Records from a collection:
□ □ □ □ □
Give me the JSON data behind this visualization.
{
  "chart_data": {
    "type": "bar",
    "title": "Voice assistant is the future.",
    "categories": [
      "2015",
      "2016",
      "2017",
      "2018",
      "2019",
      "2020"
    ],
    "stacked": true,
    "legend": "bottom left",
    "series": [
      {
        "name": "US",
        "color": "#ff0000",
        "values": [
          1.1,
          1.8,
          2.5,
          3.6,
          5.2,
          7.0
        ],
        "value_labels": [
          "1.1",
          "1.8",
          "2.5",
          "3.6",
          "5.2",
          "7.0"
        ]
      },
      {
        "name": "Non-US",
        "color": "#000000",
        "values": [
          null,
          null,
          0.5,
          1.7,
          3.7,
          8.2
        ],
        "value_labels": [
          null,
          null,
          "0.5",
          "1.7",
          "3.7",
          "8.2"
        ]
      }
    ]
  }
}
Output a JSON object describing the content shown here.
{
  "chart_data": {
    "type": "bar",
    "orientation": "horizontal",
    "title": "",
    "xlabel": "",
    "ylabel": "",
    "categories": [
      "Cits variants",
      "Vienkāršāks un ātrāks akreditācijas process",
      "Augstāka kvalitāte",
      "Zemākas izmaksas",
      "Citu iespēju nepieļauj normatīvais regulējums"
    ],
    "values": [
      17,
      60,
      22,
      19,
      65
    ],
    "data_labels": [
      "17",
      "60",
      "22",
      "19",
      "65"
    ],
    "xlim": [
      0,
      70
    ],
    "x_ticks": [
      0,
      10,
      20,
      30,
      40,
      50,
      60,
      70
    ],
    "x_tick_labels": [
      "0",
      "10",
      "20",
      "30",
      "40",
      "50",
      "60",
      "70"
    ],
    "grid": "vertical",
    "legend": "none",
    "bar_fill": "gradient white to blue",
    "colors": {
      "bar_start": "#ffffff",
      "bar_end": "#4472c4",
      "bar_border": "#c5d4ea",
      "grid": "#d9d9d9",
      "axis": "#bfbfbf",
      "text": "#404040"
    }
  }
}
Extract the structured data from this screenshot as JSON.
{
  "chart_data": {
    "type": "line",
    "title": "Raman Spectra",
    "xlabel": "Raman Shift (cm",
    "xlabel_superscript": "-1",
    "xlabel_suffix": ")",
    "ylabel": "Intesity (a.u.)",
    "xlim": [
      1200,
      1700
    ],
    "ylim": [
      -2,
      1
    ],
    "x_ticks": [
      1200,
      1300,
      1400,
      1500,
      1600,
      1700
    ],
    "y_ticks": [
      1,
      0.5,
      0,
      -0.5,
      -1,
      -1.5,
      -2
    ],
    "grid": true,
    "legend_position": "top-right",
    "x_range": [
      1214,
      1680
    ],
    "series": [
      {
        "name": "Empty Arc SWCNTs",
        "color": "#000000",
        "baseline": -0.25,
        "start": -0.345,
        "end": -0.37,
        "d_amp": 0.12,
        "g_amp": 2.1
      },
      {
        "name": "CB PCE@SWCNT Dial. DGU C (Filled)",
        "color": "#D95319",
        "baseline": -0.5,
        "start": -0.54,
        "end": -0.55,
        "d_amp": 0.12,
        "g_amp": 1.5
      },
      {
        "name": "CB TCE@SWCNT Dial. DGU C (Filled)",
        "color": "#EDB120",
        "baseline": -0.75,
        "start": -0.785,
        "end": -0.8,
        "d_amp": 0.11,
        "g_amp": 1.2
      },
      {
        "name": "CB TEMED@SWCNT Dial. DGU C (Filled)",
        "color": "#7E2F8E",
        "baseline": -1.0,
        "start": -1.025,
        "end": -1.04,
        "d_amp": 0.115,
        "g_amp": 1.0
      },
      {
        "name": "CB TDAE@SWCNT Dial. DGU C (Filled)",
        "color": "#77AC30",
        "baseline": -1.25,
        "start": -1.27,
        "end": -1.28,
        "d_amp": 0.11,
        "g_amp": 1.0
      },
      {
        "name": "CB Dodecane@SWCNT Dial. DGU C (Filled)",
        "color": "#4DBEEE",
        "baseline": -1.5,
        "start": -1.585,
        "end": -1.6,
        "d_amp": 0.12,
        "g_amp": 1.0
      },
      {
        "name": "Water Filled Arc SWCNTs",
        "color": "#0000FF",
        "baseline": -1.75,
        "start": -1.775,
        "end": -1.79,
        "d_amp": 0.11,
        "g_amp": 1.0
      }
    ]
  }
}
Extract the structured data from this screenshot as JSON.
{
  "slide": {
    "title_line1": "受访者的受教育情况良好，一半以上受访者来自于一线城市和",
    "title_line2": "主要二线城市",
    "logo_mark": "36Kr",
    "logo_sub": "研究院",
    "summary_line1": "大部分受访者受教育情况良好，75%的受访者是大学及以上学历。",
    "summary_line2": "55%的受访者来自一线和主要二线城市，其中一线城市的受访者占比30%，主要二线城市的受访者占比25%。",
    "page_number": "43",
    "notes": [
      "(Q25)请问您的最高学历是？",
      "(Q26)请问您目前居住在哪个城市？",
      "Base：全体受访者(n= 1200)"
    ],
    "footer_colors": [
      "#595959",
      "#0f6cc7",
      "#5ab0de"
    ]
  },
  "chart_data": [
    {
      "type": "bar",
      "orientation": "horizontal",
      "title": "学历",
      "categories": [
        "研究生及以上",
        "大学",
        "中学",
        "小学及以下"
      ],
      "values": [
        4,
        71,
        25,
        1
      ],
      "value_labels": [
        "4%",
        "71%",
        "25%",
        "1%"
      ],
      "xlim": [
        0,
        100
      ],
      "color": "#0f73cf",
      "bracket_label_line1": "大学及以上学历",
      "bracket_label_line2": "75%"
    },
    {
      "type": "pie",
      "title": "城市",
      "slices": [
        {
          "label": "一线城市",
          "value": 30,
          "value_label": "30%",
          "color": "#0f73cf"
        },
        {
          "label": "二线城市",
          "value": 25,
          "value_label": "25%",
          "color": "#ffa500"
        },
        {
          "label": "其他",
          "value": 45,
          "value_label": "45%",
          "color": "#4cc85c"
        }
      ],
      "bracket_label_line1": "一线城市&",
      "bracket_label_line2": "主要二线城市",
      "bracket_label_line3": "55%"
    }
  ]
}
□ □ □ □ □
Where a line of the entries contains the word "type", copy that line.

    "type": "bar",
    "type": "bar",
    "type": "line",
      "type": "bar",
      "type": "pie",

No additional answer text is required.